Set task:
Copy every line of the records below that holds the word "size".

Exercise material:
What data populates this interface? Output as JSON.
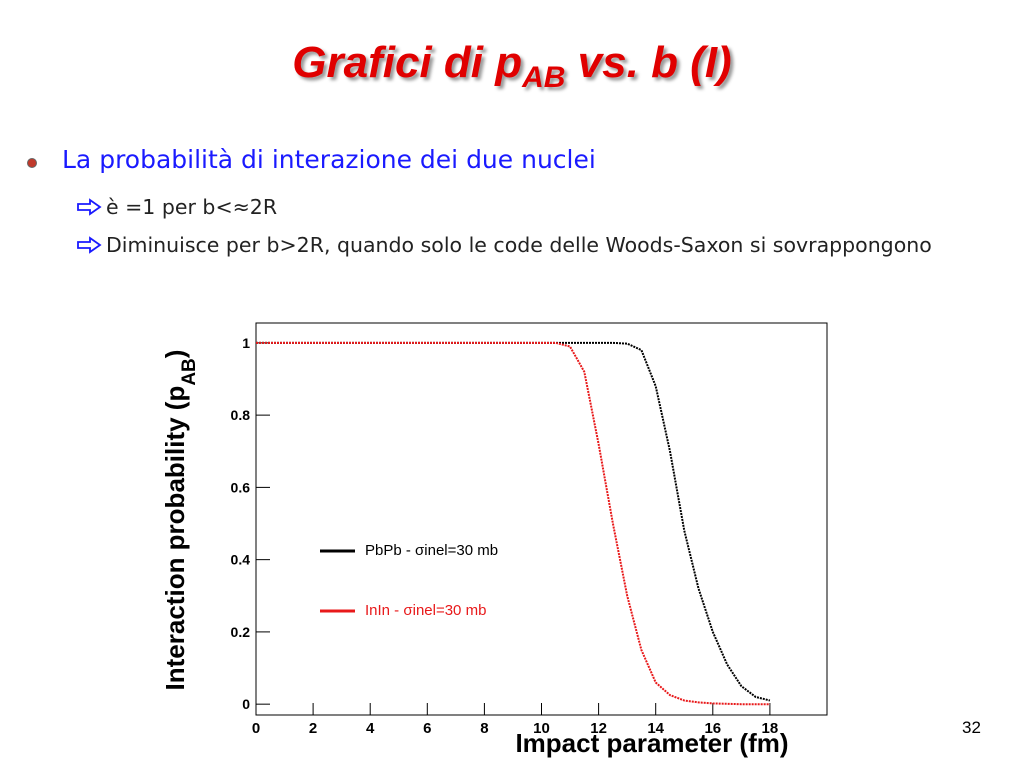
{
  "slide": {
    "title": [
      "Grafici di p",
      "AB",
      " vs. b (I)"
    ],
    "bullets": [
      "La probabilità di interazione dei due nuclei"
    ],
    "sub_bullets": [
      "è =1 per b<≈2R",
      "Diminuisce per b>2R, quando solo le code delle Woods-Saxon si sovrappongono"
    ],
    "page_number": "32"
  },
  "chart_data": {
    "type": "line",
    "x_label": "Impact parameter (fm)",
    "y_label": [
      "Interaction probability (p",
      "AB",
      ")"
    ],
    "x": [
      0,
      0.5,
      1,
      1.5,
      2,
      2.5,
      3,
      3.5,
      4,
      4.5,
      5,
      5.5,
      6,
      6.5,
      7,
      7.5,
      8,
      8.5,
      9,
      9.5,
      10,
      10.5,
      11,
      11.5,
      12,
      12.5,
      13,
      13.5,
      14,
      14.5,
      15,
      15.5,
      16,
      16.5,
      17,
      17.5,
      18
    ],
    "series": [
      {
        "name": "PbPb - σinel=30 mb",
        "color": "#000000",
        "values": [
          1,
          1,
          1,
          1,
          1,
          1,
          1,
          1,
          1,
          1,
          1,
          1,
          1,
          1,
          1,
          1,
          1,
          1,
          1,
          1,
          1,
          1,
          1,
          1,
          1,
          1,
          0.998,
          0.98,
          0.88,
          0.7,
          0.48,
          0.32,
          0.2,
          0.11,
          0.05,
          0.02,
          0.01
        ]
      },
      {
        "name": "InIn - σinel=30 mb",
        "color": "#e8191a",
        "values": [
          1,
          1,
          1,
          1,
          1,
          1,
          1,
          1,
          1,
          1,
          1,
          1,
          1,
          1,
          1,
          1,
          1,
          1,
          1,
          1,
          1,
          1,
          0.99,
          0.92,
          0.72,
          0.5,
          0.3,
          0.15,
          0.06,
          0.025,
          0.01,
          0.005,
          0.002,
          0.001,
          0,
          0,
          0
        ]
      }
    ],
    "xlim": [
      0,
      20
    ],
    "ylim": [
      -0.03,
      1.055
    ],
    "xticks": [
      0,
      2,
      4,
      6,
      8,
      10,
      12,
      14,
      16,
      18
    ],
    "yticks": [
      0,
      0.2,
      0.4,
      0.6,
      0.8,
      1
    ]
  }
}
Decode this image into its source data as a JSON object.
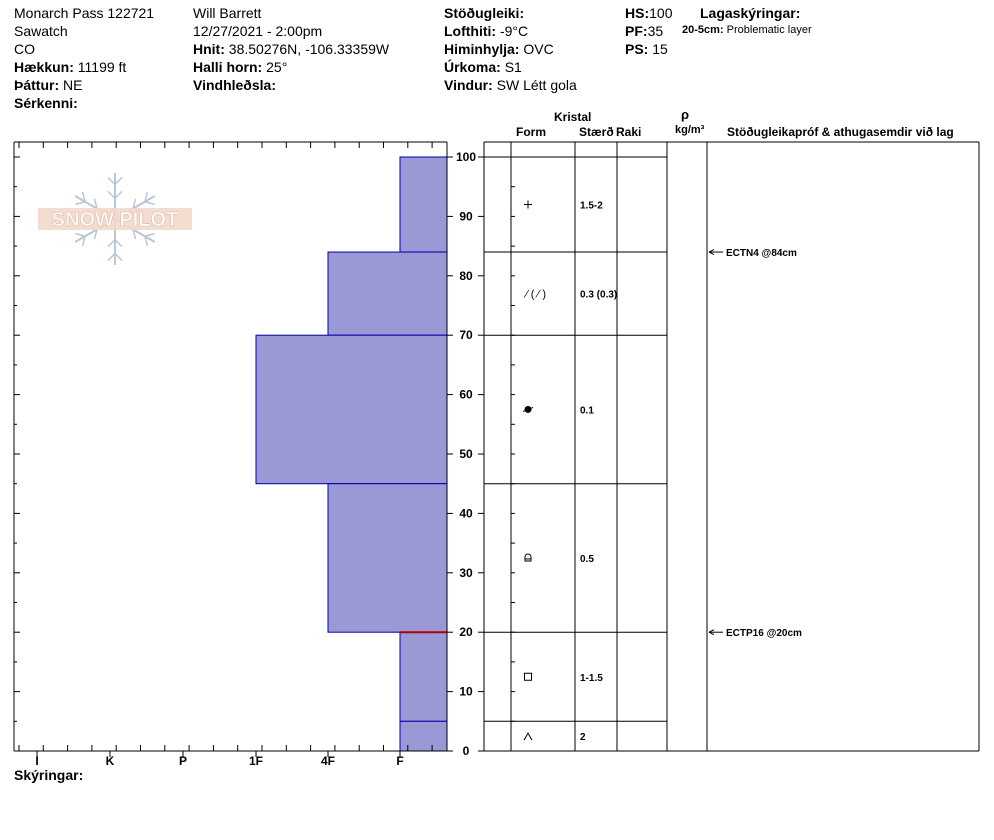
{
  "header": {
    "col1": {
      "location": "Monarch Pass 122721",
      "range": "Sawatch",
      "state": "CO",
      "elevation_label": "Hækkun:",
      "elevation": "11199 ft",
      "aspect_label": "Þáttur:",
      "aspect": "NE",
      "features_label": "Sérkenni:"
    },
    "col2": {
      "observer": "Will  Barrett",
      "datetime": "12/27/2021 - 2:00pm",
      "coords_label": "Hnit:",
      "coords": "38.50276N, -106.33359W",
      "slope_label": "Halli horn:",
      "slope": "25°",
      "wind_loading_label": "Vindhleðsla:"
    },
    "col3": {
      "stability_label": "Stöðugleiki:",
      "air_temp_label": "Lofthiti:",
      "air_temp": "-9°C",
      "sky_label": "Himinhylja:",
      "sky": "OVC",
      "precip_label": "Úrkoma:",
      "precip": "S1",
      "wind_label": "Vindur:",
      "wind": "SW Létt gola"
    },
    "col4": {
      "hs_label": "HS:",
      "hs": "100",
      "pf_label": "PF:",
      "pf": "35",
      "ps_label": "PS:",
      "ps": "15"
    },
    "col5": {
      "layer_notes_label": "Lagaskýringar:",
      "layer_note_range": "20-5cm:",
      "layer_note_text": "Problematic layer"
    }
  },
  "table_headers": {
    "crystal": "Kristal",
    "form": "Form",
    "size": "Stærð",
    "moisture": "Raki",
    "rho": "ρ",
    "density_unit": "kg/m³",
    "tests": "Stöðugleikapróf & athugasemdir við lag"
  },
  "footer": {
    "legend_label": "Skýringar:"
  },
  "logo": {
    "text": "SNOW PILOT"
  },
  "colors": {
    "layer_fill": "#9a99d6",
    "layer_edge": "#0000aa",
    "problem_line": "#b00000",
    "grid": "#000000"
  },
  "chart_data": {
    "type": "bar",
    "orientation": "horizontal",
    "x_categories": [
      "I",
      "K",
      "P",
      "1F",
      "4F",
      "F"
    ],
    "y_ticks": [
      0,
      10,
      20,
      30,
      40,
      50,
      60,
      70,
      80,
      90,
      100
    ],
    "ylim": [
      0,
      100
    ],
    "layers": [
      {
        "top": 100,
        "bottom": 84,
        "hardness": "F",
        "form": "+",
        "size": "1.5-2"
      },
      {
        "top": 84,
        "bottom": 70,
        "hardness": "4F",
        "form": "/ (/)",
        "size": "0.3 (0.3)"
      },
      {
        "top": 70,
        "bottom": 45,
        "hardness": "1F",
        "form": "ball",
        "size": "0.1"
      },
      {
        "top": 45,
        "bottom": 20,
        "hardness": "4F",
        "form": "dome",
        "size": "0.5"
      },
      {
        "top": 20,
        "bottom": 5,
        "hardness": "F",
        "form": "square",
        "size": "1-1.5"
      },
      {
        "top": 5,
        "bottom": 0,
        "hardness": "F",
        "form": "^",
        "size": "2"
      }
    ],
    "tests": [
      {
        "depth": 84,
        "label": "ECTN4 @84cm"
      },
      {
        "depth": 20,
        "label": "ECTP16 @20cm"
      }
    ],
    "problem_layer": 20
  }
}
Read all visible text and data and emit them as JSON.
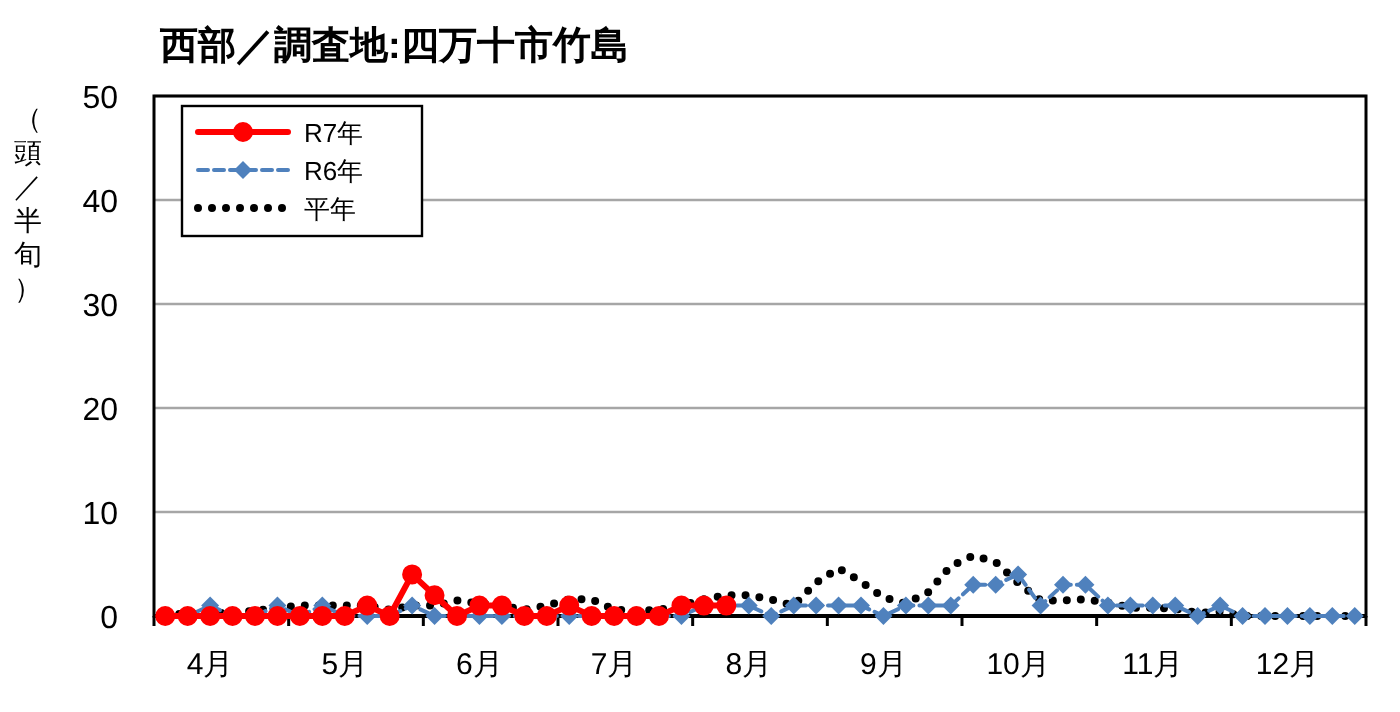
{
  "chart_data": {
    "type": "line",
    "title": "西部／調査地:四万十市竹島",
    "ylabel": "（頭／半旬）",
    "categories": [
      null,
      null,
      "4月",
      null,
      null,
      null,
      null,
      null,
      "5月",
      null,
      null,
      null,
      null,
      null,
      "6月",
      null,
      null,
      null,
      null,
      null,
      "7月",
      null,
      null,
      null,
      null,
      null,
      "8月",
      null,
      null,
      null,
      null,
      null,
      "9月",
      null,
      null,
      null,
      null,
      null,
      "10月",
      null,
      null,
      null,
      null,
      null,
      "11月",
      null,
      null,
      null,
      null,
      null,
      "12月",
      null,
      null,
      null
    ],
    "ylim": [
      0,
      50
    ],
    "yticks": [
      0,
      10,
      20,
      30,
      40,
      50
    ],
    "grid": "y",
    "legend": "top left",
    "series": [
      {
        "name": "R7年",
        "color": "#ff0000",
        "marker": "circle",
        "line_style": "solid",
        "values": [
          0,
          0,
          0,
          0,
          0,
          0,
          0,
          0,
          0,
          1,
          0,
          4,
          2,
          0,
          1,
          1,
          0,
          0,
          1,
          0,
          0,
          0,
          0,
          1,
          1,
          1,
          null,
          null,
          null,
          null,
          null,
          null,
          null,
          null,
          null,
          null,
          null,
          null,
          null,
          null,
          null,
          null,
          null,
          null,
          null,
          null,
          null,
          null,
          null,
          null,
          null,
          null,
          null,
          null
        ]
      },
      {
        "name": "R6年",
        "color": "#4f81bd",
        "marker": "diamond",
        "line_style": "dashed",
        "values": [
          0,
          0,
          1,
          0,
          0,
          1,
          0,
          1,
          0,
          0,
          0,
          1,
          0,
          0,
          0,
          0,
          0,
          0,
          0,
          0,
          0,
          0,
          0,
          0,
          1,
          1,
          1,
          0,
          1,
          1,
          1,
          1,
          0,
          1,
          1,
          1,
          3,
          3,
          4,
          1,
          3,
          3,
          1,
          1,
          1,
          1,
          0,
          1,
          0,
          0,
          0,
          0,
          0,
          0
        ]
      },
      {
        "name": "平年",
        "color": "#000000",
        "marker": "none",
        "line_style": "dotted",
        "values": [
          0.2,
          0.2,
          0.3,
          0.3,
          0.5,
          0.8,
          1,
          1,
          1,
          1,
          0.6,
          1,
          1,
          1.5,
          1.2,
          1,
          0.6,
          1,
          1.6,
          1.6,
          0.6,
          0.5,
          0.6,
          1,
          1.6,
          2,
          2,
          1.6,
          1,
          3.2,
          4.6,
          3.3,
          1.8,
          1.2,
          2.3,
          4.8,
          5.8,
          5.2,
          3.2,
          1.5,
          1.5,
          1.6,
          1.3,
          0.8,
          0.8,
          0.7,
          0.3,
          0.4,
          0,
          0,
          0,
          0,
          0,
          0
        ]
      }
    ]
  }
}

Worked solution:
    "size": "Stærð",
        "size": "1.5-2"
        "size": "0.3 (0.3)"
        "size": "0.1"
        "size": "0.5"
        "size": "1-1.5"
        "size": "2"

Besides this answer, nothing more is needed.